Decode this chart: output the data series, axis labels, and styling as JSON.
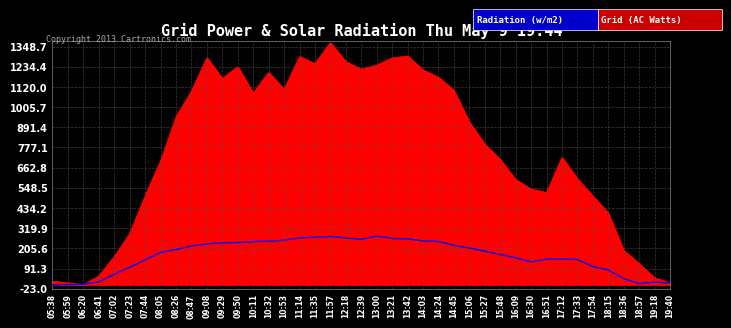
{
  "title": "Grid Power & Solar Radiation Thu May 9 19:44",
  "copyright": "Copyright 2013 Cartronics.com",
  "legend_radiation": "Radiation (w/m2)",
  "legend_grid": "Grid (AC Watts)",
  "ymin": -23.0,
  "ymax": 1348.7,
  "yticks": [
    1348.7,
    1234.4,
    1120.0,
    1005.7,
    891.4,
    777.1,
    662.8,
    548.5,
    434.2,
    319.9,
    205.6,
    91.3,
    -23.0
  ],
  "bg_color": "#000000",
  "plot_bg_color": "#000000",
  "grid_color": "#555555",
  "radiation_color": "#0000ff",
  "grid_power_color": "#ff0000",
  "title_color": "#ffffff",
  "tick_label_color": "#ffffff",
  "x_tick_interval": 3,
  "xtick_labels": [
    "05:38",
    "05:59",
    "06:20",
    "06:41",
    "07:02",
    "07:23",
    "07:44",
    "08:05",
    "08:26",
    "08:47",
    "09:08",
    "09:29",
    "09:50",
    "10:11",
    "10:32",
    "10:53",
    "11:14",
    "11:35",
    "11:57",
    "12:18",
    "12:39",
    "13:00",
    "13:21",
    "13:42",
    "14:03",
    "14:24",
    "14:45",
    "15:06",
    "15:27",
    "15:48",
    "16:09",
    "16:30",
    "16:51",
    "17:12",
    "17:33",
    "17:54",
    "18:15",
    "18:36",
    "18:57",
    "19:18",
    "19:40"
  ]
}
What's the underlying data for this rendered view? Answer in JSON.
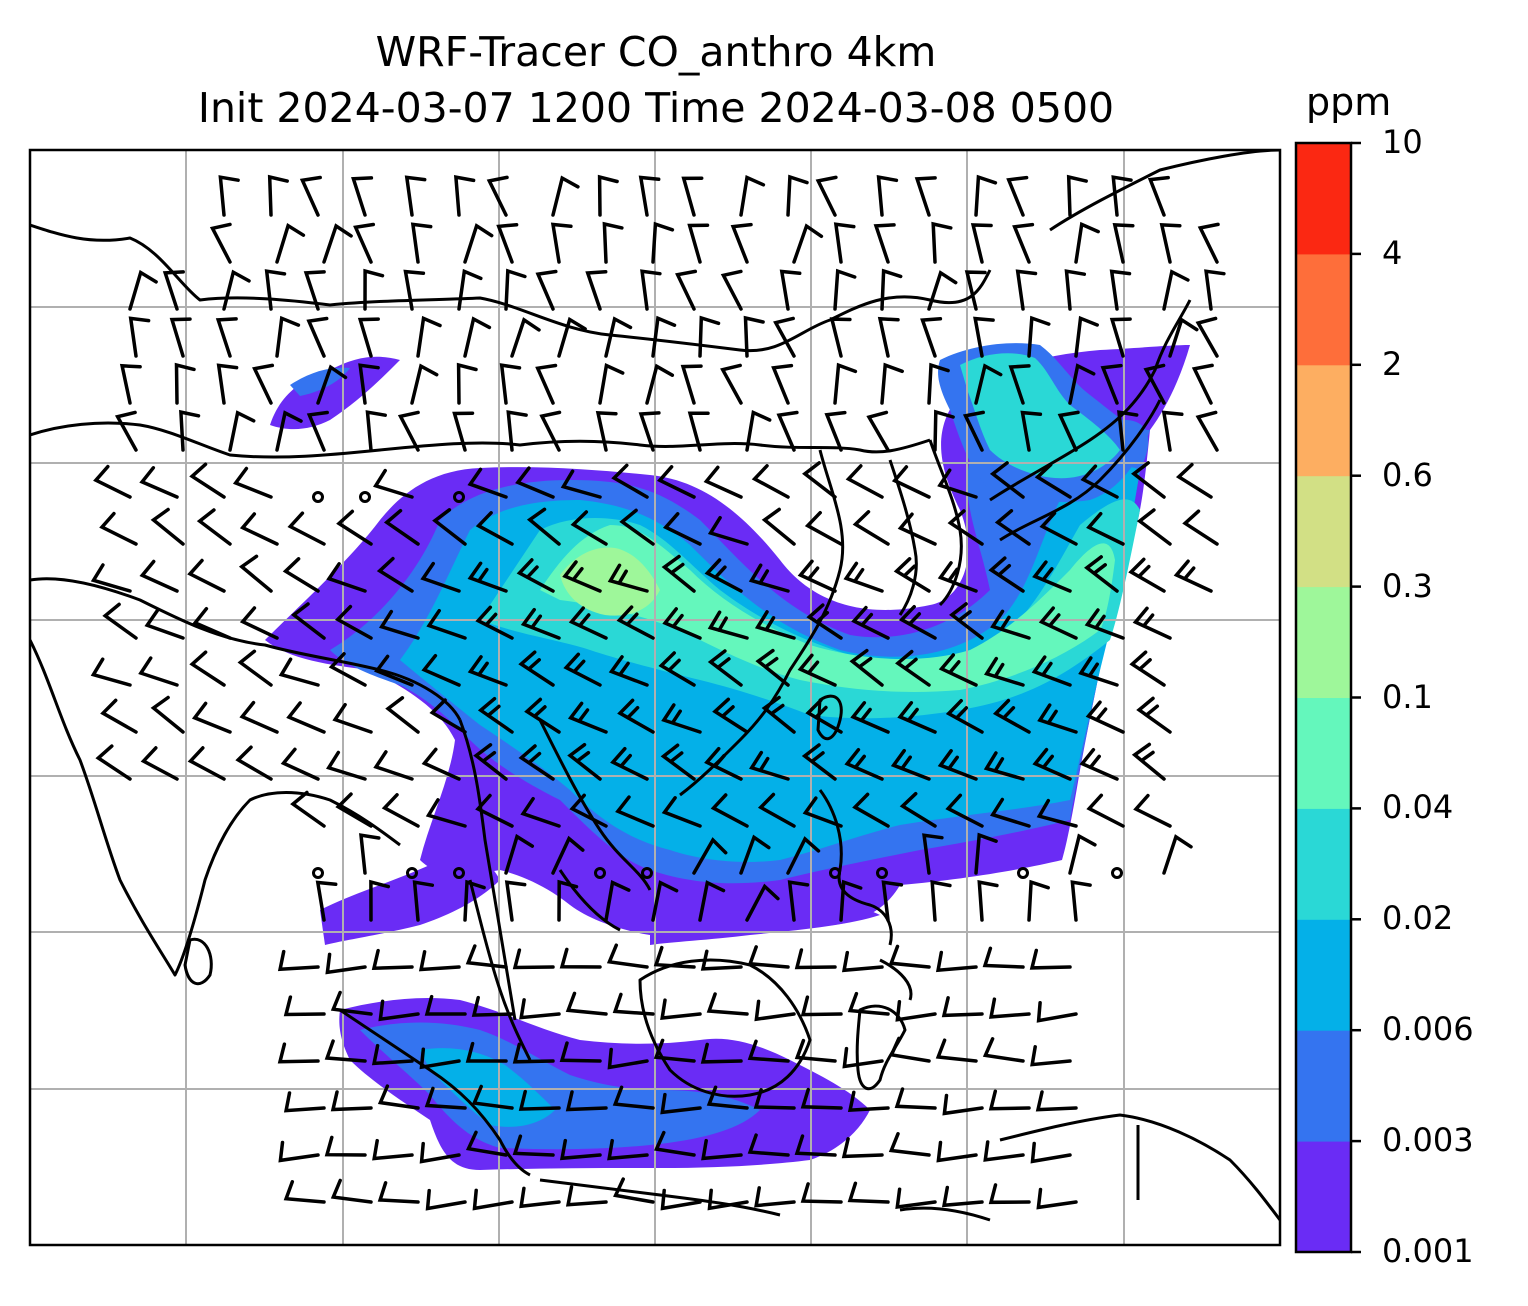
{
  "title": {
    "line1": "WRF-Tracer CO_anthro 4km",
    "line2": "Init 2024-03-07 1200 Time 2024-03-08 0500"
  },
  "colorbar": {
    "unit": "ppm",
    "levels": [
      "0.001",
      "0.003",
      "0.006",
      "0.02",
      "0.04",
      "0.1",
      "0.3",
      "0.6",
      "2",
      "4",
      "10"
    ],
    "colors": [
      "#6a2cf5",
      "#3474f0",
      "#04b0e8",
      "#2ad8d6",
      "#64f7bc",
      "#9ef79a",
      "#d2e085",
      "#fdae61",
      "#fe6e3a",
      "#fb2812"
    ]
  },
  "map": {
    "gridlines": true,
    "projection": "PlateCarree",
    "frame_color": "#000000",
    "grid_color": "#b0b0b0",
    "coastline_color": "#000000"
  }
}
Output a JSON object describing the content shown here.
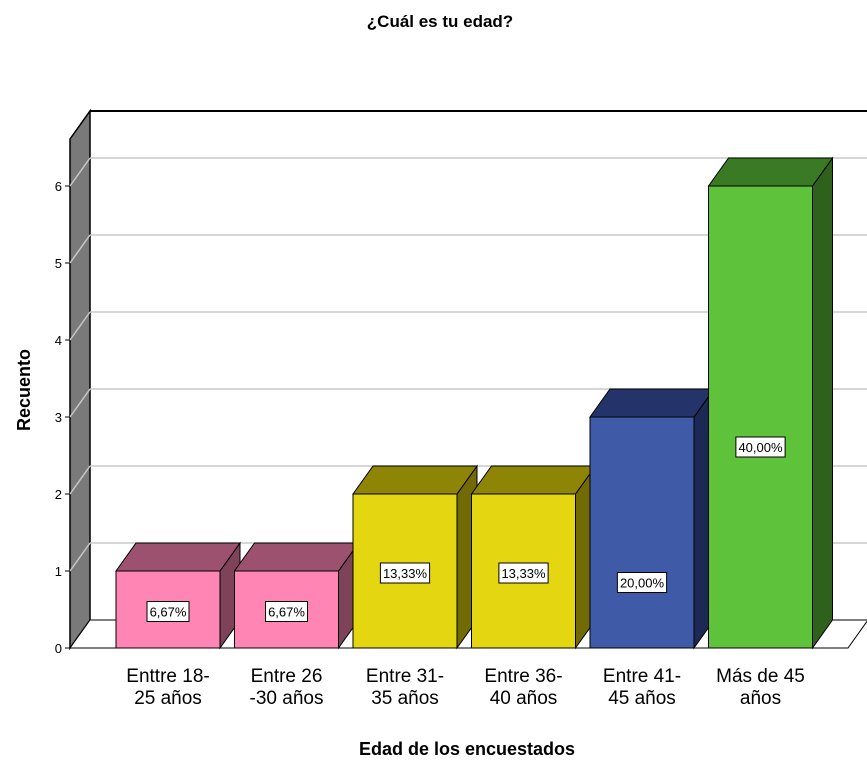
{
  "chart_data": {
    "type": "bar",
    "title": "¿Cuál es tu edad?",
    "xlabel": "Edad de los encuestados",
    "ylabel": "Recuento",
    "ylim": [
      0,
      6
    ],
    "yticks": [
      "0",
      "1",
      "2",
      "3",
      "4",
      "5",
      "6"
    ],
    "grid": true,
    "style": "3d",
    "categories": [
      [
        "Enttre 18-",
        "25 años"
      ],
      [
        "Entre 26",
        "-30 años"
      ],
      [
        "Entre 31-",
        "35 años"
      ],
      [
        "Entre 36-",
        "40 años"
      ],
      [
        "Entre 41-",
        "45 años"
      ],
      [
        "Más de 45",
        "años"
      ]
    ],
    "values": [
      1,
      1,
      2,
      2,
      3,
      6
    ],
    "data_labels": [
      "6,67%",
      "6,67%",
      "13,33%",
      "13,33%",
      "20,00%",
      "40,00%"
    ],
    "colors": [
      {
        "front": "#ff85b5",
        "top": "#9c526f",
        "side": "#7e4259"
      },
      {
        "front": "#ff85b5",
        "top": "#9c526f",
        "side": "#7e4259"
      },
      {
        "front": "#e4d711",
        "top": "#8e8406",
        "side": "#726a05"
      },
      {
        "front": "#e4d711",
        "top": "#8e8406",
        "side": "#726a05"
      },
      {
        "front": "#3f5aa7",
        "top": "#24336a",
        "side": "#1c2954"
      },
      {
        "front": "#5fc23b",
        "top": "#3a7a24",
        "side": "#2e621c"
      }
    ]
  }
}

§ Written request: Find the string "años" in the records, then copy each line where it occurs.

§ Response for this exercise:
        "25 años"
        "-30 años"
        "35 años"
        "40 años"
        "45 años"
        "años"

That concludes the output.